→ **Written exercise**
How many lines hold the string "label"? Reply with the number alone.

→ **Records**
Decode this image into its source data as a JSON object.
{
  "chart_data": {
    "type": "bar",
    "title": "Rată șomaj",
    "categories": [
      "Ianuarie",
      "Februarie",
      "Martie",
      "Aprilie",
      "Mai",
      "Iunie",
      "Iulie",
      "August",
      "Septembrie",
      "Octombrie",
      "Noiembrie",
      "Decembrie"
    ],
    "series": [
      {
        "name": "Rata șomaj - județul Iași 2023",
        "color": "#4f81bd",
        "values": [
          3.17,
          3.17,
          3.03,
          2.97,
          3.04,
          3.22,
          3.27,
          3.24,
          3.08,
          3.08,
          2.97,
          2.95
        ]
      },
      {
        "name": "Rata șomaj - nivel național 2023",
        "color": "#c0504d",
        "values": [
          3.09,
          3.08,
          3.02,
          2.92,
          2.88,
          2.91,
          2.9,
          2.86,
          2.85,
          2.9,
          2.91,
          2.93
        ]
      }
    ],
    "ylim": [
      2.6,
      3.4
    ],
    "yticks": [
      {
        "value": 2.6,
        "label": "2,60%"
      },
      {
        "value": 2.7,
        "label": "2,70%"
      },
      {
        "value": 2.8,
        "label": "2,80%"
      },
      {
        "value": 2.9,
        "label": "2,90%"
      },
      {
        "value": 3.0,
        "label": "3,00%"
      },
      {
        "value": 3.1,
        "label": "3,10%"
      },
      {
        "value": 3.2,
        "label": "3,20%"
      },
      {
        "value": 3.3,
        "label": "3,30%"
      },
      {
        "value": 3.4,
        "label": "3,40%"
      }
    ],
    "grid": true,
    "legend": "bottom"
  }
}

→ **Task answer**
9